Return the passage of the text on Texas trailing-assignment clauses starting at "Start with the" and ending at "ability to work .", copied word for word.

*** Opening of Text for analysis ***

See DDB Techs., L.L.C. v. MLB Advanced Media, L.P., 517 F.3d 1284 (Fed. Cir. 2008).
Are trailing-assignment (holdover) clauses enforceable in Texas?
Only to the extent they are reasonable. No Texas statute caps invention-assignment holdovers as such, but a post-employment trailing clause that forces an employee to hand over inventions made after they leave restrains future work, and a restraint on future work is analyzed as a covenant not to compete under Business and Commerce Code section 15.50: it is enforceable only to the extent its limitations on time, geographic area, and scope of activity are reasonable and impose no greater restraint than necessary to protect the employer's legitimate interest. And when a Texas restraint sweeps too broadly, the court reforms it to reasonable limits rather than voiding it. No Texas appellate decision found in our review squarely decides the precise post-employment reach a holdover invention-assignment clause may have.
Start with the governing standard. Section 15.50(a) makes a covenant not to compete enforceable only on conditions of reasonableness, and a holdover clause reaching post-employment inventions is functionally a restraint on the departing employee's ability to work .
The consequence of overbreadth in Texas is reformation, not invalidation. Where a restraint is broader than reasonable, Marsh USA Inc. v. Cook confirms that the trial court has the authority to reform the agreement and enforce it within reasonable limits rather than strike it down .

*** Close of Text for analysis ***
*** Opening of Source information ***

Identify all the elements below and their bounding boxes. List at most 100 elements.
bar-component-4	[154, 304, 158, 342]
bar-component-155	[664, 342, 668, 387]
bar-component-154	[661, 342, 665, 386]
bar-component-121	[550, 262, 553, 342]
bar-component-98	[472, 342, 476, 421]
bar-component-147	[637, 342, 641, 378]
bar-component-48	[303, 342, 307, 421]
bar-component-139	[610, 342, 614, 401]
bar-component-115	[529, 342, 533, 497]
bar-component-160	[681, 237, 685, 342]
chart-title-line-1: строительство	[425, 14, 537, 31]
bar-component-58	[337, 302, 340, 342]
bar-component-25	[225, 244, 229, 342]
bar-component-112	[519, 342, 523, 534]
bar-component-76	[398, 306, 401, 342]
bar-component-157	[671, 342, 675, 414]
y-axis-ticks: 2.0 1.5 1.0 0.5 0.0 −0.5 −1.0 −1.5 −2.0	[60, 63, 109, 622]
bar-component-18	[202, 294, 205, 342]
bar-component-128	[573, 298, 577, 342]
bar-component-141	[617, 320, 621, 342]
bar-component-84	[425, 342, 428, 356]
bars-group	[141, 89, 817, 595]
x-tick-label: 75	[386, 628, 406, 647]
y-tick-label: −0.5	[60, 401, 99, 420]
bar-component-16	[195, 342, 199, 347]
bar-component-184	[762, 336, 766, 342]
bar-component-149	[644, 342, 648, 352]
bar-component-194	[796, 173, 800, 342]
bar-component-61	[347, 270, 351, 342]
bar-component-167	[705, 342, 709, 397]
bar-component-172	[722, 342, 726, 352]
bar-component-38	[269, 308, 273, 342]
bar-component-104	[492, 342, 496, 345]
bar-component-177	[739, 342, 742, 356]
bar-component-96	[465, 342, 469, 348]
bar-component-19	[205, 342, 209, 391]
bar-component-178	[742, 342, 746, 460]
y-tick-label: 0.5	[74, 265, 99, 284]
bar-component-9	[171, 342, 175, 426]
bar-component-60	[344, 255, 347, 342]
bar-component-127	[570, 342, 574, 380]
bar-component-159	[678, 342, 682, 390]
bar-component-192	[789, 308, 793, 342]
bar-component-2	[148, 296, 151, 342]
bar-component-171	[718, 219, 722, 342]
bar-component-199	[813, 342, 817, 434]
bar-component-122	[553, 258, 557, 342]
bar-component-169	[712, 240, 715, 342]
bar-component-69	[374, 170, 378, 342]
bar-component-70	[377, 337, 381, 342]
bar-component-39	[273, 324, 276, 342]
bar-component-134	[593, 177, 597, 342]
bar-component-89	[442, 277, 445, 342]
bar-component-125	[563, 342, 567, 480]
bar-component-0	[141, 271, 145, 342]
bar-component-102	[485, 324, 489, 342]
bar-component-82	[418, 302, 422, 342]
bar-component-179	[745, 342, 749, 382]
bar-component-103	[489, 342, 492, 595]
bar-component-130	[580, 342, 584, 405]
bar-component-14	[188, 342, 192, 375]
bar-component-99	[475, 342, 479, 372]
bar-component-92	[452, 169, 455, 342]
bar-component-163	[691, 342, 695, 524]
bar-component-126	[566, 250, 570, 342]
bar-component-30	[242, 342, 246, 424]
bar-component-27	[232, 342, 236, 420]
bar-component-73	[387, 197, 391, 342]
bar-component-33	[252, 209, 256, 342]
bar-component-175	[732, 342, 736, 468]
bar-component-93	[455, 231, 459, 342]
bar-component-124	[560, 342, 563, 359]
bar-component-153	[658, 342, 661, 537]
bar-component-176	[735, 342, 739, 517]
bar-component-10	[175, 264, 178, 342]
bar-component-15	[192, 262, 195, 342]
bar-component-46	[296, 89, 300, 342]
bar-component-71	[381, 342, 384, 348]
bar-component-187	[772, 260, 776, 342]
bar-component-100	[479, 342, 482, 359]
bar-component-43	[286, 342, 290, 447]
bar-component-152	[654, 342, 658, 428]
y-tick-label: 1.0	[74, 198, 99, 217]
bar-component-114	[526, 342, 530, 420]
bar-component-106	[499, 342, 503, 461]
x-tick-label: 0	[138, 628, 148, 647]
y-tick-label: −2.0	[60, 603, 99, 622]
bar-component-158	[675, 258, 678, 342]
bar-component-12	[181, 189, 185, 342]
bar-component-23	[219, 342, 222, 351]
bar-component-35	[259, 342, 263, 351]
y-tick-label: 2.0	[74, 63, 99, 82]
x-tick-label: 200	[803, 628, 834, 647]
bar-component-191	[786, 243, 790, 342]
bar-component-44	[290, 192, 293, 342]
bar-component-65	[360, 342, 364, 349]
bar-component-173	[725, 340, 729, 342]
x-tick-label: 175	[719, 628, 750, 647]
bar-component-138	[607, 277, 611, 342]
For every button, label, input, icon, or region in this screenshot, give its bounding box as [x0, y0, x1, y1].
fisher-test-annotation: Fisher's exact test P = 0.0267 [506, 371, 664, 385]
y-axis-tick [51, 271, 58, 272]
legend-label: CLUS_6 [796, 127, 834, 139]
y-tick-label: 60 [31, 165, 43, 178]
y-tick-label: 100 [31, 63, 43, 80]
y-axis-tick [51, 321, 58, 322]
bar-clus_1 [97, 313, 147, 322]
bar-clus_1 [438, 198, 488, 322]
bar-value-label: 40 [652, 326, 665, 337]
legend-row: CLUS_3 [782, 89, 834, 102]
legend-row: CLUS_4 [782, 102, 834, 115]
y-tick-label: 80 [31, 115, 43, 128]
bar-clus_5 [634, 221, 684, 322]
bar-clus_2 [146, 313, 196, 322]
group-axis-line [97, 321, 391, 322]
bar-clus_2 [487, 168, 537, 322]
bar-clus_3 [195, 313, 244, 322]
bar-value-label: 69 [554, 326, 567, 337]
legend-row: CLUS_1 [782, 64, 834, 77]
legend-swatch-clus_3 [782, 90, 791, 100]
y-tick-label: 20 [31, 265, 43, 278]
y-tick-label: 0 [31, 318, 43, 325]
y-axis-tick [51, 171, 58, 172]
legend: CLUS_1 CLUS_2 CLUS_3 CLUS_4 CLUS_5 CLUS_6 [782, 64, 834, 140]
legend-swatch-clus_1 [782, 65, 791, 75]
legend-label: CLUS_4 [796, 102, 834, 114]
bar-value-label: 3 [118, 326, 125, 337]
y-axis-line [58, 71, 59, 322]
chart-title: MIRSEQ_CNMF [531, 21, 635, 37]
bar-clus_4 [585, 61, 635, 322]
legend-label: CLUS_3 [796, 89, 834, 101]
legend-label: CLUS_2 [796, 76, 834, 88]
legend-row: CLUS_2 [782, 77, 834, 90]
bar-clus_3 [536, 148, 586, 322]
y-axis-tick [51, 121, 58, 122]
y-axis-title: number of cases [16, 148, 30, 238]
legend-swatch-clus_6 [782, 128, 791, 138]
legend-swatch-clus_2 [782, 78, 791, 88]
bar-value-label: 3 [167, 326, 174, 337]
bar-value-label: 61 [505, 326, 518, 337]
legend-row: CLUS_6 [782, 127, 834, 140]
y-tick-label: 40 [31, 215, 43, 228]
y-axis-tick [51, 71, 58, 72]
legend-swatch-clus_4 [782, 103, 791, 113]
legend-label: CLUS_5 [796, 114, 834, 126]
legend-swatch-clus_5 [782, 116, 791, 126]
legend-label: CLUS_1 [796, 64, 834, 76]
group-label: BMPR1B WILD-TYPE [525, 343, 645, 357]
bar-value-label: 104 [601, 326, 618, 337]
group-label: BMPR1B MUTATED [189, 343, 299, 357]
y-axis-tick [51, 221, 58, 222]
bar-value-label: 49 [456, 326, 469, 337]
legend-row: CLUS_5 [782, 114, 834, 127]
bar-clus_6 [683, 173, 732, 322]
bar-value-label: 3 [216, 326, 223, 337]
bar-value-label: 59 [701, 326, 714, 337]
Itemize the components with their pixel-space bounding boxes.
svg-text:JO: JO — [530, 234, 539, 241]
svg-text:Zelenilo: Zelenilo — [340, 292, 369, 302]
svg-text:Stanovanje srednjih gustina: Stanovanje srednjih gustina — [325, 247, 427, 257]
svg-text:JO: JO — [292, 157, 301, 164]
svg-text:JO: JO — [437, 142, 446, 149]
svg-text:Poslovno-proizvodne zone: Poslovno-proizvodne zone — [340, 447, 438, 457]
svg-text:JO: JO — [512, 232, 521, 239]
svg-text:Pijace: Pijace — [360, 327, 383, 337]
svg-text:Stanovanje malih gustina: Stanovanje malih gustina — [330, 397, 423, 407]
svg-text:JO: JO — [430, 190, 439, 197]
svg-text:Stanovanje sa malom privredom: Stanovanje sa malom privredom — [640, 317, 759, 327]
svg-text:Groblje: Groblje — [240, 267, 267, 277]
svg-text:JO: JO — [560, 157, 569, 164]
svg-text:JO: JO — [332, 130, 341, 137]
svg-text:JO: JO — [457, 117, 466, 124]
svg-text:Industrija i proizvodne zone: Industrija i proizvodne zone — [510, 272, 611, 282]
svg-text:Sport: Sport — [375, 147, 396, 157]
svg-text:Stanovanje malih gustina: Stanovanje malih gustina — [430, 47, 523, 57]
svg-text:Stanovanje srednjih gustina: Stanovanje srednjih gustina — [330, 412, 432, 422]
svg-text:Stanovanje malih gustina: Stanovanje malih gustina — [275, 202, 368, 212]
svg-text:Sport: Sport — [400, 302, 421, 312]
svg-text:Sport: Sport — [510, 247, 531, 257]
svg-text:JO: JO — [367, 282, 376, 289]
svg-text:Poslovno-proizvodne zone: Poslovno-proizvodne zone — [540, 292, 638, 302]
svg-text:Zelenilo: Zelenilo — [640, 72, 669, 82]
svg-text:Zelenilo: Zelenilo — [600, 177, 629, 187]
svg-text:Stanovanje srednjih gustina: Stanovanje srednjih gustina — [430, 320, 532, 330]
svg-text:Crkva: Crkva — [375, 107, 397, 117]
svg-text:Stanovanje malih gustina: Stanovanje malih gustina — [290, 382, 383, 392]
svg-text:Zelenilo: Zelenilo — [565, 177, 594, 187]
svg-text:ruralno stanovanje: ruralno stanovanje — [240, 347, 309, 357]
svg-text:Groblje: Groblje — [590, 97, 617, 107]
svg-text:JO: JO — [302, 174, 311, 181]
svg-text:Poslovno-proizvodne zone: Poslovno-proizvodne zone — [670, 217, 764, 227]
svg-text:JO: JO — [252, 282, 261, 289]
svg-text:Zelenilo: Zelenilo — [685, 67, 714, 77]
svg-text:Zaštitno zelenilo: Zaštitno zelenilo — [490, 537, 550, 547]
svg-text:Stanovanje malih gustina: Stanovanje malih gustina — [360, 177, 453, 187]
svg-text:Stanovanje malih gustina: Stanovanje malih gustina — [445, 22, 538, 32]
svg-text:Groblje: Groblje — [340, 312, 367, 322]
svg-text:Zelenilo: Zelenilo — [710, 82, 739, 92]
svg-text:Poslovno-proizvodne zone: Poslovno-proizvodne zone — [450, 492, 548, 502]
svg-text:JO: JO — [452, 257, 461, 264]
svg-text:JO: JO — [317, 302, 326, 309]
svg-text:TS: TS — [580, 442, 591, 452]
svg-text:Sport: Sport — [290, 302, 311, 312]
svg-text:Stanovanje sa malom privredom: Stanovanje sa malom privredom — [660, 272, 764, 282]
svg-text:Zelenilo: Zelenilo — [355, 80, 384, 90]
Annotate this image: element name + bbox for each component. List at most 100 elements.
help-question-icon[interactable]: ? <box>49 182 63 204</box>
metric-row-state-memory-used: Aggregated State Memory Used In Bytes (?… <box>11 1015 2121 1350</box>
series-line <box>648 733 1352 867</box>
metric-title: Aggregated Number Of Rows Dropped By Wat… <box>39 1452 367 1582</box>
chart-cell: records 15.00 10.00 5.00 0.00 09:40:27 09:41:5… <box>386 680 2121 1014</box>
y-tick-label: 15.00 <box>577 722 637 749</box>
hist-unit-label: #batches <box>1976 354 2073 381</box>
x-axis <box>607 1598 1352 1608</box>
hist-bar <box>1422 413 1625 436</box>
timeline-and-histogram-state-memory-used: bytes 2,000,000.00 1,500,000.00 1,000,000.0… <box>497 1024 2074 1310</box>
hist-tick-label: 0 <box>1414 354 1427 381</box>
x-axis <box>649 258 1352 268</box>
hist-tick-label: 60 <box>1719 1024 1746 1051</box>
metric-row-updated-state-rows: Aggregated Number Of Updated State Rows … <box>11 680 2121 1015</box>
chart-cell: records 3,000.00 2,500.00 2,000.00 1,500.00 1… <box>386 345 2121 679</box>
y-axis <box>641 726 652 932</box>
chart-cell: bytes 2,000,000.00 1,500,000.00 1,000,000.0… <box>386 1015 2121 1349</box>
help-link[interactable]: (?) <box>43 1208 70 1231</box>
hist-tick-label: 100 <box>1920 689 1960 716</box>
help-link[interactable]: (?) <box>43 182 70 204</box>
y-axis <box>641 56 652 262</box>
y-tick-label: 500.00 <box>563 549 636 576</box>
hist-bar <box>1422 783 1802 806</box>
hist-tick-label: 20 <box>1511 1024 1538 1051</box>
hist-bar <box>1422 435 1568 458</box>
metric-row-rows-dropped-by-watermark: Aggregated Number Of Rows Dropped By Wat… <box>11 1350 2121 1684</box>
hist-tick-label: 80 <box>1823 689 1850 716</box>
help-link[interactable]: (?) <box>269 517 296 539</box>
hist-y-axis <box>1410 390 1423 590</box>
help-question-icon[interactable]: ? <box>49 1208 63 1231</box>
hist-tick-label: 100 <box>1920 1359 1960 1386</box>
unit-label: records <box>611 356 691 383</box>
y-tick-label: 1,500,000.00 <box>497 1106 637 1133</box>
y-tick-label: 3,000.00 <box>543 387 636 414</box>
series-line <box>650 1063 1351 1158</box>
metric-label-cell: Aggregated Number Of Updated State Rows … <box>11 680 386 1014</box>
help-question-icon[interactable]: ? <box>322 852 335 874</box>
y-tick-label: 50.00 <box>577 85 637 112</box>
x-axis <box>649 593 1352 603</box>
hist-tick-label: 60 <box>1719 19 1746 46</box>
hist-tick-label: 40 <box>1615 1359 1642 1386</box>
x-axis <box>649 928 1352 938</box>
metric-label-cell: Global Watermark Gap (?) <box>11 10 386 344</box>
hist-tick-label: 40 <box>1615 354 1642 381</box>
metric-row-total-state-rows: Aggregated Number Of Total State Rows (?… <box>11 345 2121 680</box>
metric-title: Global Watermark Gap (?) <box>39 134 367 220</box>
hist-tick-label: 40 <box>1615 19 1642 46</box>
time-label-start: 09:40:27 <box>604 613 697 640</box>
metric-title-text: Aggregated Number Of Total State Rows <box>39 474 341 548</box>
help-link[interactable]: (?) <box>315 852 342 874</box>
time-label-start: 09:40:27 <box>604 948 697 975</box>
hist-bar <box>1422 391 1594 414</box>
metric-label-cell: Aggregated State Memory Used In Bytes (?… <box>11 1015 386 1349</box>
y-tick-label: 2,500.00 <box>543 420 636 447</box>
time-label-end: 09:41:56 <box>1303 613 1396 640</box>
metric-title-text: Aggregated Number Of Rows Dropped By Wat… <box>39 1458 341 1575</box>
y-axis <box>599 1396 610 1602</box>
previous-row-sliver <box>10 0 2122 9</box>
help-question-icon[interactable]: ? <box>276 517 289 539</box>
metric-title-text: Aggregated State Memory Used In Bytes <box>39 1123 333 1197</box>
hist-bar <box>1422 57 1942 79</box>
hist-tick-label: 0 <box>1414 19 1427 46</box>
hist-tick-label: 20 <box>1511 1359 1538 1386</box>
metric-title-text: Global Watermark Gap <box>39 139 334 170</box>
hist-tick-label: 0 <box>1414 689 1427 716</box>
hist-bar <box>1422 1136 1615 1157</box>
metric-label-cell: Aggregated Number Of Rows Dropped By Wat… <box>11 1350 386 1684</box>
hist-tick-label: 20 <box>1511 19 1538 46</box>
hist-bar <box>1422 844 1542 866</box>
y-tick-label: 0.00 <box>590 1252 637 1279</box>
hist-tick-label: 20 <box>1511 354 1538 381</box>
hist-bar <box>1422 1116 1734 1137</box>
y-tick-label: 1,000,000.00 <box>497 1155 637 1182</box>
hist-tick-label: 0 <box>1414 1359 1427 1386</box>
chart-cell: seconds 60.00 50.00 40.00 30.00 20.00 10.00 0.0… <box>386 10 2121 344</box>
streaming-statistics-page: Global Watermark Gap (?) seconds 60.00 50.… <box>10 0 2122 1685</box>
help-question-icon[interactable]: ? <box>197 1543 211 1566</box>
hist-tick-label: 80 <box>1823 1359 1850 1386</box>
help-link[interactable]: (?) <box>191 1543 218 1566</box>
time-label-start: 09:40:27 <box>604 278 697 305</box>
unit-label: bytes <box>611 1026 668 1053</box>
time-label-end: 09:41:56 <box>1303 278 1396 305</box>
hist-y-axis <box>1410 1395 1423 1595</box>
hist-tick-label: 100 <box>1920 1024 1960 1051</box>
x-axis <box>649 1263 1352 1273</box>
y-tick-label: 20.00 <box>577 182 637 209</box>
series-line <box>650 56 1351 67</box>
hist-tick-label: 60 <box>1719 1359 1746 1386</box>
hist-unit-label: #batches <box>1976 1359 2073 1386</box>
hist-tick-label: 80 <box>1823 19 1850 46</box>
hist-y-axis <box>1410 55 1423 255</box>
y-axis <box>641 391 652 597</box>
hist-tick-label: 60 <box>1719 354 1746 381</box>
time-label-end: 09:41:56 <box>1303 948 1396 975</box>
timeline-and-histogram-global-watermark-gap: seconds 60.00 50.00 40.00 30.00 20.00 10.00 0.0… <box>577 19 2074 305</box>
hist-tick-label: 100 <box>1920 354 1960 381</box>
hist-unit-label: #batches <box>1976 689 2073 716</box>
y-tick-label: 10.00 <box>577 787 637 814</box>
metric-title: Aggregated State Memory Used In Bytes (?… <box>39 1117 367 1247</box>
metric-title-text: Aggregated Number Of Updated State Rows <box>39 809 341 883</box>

*** Close of Source information ***

(Expected answer):
Start with the governing standard. Section 15.50(a) makes a covenant not to compete enforceable only on conditions of reasonableness, and a holdover clause reaching post-employment inventions is functionally a restraint on the departing employee's ability to work .